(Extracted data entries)
begin

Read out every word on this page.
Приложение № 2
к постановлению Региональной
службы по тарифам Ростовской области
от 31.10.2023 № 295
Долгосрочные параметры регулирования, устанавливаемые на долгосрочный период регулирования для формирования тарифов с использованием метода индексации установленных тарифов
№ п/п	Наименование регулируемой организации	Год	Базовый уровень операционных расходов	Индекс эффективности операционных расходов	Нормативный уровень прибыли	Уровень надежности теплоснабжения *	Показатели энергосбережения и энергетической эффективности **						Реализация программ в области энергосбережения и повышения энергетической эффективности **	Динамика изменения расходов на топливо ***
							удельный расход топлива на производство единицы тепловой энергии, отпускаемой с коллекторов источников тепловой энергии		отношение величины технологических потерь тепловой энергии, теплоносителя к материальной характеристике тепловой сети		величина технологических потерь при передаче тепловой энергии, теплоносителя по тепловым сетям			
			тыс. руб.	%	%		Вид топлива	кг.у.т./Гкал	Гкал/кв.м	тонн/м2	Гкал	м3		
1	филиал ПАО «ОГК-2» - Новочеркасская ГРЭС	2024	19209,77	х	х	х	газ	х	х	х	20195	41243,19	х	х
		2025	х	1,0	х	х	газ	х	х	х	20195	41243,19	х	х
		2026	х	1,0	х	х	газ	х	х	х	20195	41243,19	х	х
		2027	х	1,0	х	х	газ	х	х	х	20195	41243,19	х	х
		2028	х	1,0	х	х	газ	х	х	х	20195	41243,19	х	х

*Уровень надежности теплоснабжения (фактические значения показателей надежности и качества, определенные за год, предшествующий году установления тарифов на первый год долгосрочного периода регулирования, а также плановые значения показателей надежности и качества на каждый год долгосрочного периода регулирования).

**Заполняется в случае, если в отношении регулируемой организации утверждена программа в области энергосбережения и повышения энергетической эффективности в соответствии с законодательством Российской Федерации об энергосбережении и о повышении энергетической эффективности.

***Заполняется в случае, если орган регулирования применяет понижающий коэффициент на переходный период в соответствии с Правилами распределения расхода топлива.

end

Set exercise: Every record above must be duplicated exactly.

Exercise answer:
Read out every word on this page.
Приложение № 2
к постановлению Региональной
службы по тарифам Ростовской области
от 31.10.2023 № 295
Долгосрочные параметры регулирования, устанавливаемые на долгосрочный период регулирования для формирования тарифов с использованием метода индексации установленных тарифов
№ п/п	Наименование регулируемой организации	Год	Базовый уровень операционных расходов	Индекс эффективности операционных расходов	Нормативный уровень прибыли	Уровень надежности теплоснабжения *	Показатели энергосбережения и энергетической эффективности **						Реализация программ в области энергосбережения и повышения энергетической эффективности **	Динамика изменения расходов на топливо ***
							удельный расход топлива на производство единицы тепловой энергии, отпускаемой с коллекторов источников тепловой энергии		отношение величины технологических потерь тепловой энергии, теплоносителя к материальной характеристике тепловой сети		величина технологических потерь при передаче тепловой энергии, теплоносителя по тепловым сетям			
			тыс. руб.	%	%		Вид топлива	кг.у.т./Гкал	Гкал/кв.м	тонн/м2	Гкал	м3		
1	филиал ПАО «ОГК-2» - Новочеркасская ГРЭС	2024	19209,77	х	х	х	газ	х	х	х	20195	41243,19	х	х
		2025	х	1,0	х	х	газ	х	х	х	20195	41243,19	х	х
		2026	х	1,0	х	х	газ	х	х	х	20195	41243,19	х	х
		2027	х	1,0	х	х	газ	х	х	х	20195	41243,19	х	х
		2028	х	1,0	х	х	газ	х	х	х	20195	41243,19	х	х

*Уровень надежности теплоснабжения (фактические значения показателей надежности и качества, определенные за год, предшествующий году установления тарифов на первый год долгосрочного периода регулирования, а также плановые значения показателей надежности и качества на каждый год долгосрочного периода регулирования).

**Заполняется в случае, если в отношении регулируемой организации утверждена программа в области энергосбережения и повышения энергетической эффективности в соответствии с законодательством Российской Федерации об энергосбережении и о повышении энергетической эффективности.

***Заполняется в случае, если орган регулирования применяет понижающий коэффициент на переходный период в соответствии с Правилами распределения расхода топлива.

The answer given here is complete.